(Page layout parsing data)

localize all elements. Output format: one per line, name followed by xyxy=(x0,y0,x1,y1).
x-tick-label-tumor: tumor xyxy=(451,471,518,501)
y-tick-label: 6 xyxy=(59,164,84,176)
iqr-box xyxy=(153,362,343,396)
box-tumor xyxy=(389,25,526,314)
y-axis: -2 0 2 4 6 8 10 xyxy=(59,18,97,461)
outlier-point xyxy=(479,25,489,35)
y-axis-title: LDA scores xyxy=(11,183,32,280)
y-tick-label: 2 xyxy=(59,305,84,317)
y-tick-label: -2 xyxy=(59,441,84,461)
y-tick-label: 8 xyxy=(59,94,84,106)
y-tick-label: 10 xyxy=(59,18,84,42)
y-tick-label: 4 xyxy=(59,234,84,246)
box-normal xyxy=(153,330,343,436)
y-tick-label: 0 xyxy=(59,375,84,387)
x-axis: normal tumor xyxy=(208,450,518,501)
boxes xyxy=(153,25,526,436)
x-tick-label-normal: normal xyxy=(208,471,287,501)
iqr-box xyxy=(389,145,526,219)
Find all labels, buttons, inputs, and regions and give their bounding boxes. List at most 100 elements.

...

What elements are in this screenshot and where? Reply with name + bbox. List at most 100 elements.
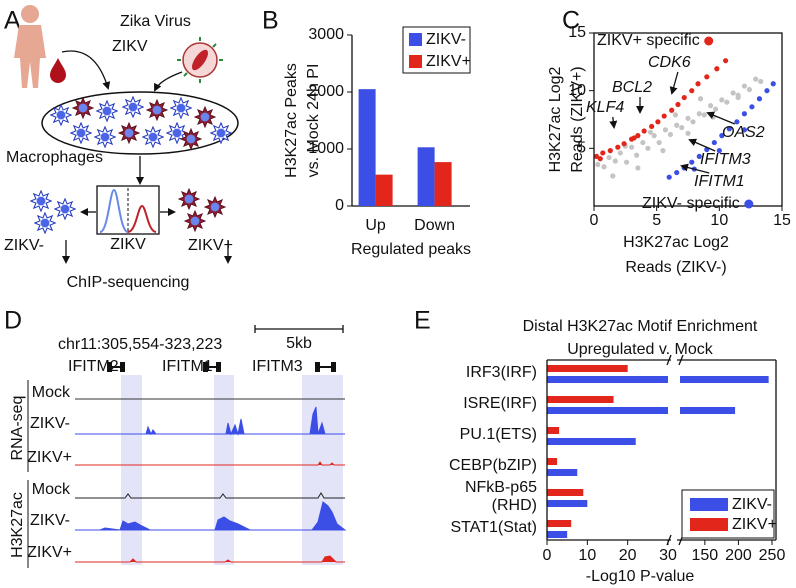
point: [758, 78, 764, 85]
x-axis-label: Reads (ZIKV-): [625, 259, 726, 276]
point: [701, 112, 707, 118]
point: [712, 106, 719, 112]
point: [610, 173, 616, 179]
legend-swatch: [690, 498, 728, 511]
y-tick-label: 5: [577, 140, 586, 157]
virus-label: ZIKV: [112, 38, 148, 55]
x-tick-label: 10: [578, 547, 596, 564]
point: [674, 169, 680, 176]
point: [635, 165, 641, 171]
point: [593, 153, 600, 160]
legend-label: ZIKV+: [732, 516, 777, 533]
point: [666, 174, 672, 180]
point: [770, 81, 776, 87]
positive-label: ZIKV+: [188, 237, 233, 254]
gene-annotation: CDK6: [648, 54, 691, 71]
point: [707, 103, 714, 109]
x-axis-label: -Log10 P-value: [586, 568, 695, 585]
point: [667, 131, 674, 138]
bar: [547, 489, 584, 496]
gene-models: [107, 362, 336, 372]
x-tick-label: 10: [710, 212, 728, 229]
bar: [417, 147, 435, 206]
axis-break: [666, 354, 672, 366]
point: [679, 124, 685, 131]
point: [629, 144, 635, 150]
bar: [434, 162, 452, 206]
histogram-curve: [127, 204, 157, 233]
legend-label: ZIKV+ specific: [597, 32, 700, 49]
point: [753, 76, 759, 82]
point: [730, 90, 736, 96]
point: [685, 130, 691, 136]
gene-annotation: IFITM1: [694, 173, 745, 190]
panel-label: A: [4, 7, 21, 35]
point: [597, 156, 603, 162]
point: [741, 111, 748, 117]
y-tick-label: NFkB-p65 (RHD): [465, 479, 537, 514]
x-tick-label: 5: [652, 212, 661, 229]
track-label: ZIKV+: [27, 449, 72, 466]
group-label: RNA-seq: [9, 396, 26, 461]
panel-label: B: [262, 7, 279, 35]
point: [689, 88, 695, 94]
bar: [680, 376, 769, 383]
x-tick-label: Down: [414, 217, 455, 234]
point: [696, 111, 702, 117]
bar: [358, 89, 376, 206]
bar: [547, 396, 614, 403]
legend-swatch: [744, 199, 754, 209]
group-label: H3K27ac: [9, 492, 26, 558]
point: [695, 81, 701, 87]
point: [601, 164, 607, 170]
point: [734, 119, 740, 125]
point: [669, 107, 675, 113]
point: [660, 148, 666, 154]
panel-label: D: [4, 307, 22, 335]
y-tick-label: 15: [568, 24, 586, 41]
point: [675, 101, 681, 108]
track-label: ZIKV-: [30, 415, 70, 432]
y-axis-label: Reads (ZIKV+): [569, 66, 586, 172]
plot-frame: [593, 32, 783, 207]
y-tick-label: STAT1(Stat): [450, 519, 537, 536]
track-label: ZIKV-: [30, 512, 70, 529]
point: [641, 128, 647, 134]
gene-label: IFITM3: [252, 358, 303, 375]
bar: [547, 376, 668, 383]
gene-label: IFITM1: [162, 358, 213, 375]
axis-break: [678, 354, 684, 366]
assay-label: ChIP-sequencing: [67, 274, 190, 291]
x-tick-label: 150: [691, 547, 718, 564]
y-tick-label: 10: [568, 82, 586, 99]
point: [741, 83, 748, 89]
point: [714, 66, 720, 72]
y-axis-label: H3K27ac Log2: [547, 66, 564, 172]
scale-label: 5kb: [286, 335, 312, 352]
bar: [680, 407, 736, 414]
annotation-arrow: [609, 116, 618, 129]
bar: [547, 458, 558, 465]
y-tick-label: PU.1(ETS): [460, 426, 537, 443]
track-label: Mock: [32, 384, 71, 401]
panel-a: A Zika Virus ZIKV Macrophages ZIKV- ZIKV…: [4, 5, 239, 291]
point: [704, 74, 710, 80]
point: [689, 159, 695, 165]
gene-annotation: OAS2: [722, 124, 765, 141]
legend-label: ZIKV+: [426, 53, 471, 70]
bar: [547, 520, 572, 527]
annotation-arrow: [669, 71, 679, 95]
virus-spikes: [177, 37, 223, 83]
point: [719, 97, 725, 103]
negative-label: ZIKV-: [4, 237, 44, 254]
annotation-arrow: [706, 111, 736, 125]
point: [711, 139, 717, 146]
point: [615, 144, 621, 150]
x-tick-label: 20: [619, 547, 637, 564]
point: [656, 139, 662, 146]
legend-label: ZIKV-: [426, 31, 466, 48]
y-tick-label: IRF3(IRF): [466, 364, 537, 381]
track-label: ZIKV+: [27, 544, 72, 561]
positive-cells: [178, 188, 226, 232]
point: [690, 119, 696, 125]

* What to produce: An exact copy of the lines above between the line holding "localize all elements." and the line holding "Find all labels, buttons, inputs, and", inclusive, is the whole answer.

* Task solution:
localize all elements. Output format: one per line, name followed by xyxy=(x0,y0,x1,y1).
x-tick-label-tumor: tumor xyxy=(451,471,518,501)
y-tick-label: 6 xyxy=(59,164,84,176)
iqr-box xyxy=(153,362,343,396)
box-tumor xyxy=(389,25,526,314)
y-axis: -2 0 2 4 6 8 10 xyxy=(59,18,97,461)
outlier-point xyxy=(479,25,489,35)
y-axis-title: LDA scores xyxy=(11,183,32,280)
y-tick-label: 2 xyxy=(59,305,84,317)
y-tick-label: -2 xyxy=(59,441,84,461)
y-tick-label: 8 xyxy=(59,94,84,106)
y-tick-label: 10 xyxy=(59,18,84,42)
y-tick-label: 4 xyxy=(59,234,84,246)
box-normal xyxy=(153,330,343,436)
y-tick-label: 0 xyxy=(59,375,84,387)
x-axis: normal tumor xyxy=(208,450,518,501)
boxes xyxy=(153,25,526,436)
x-tick-label-normal: normal xyxy=(208,471,287,501)
iqr-box xyxy=(389,145,526,219)
Find all labels, buttons, inputs, and regions and give their bounding boxes. List at most 100 elements.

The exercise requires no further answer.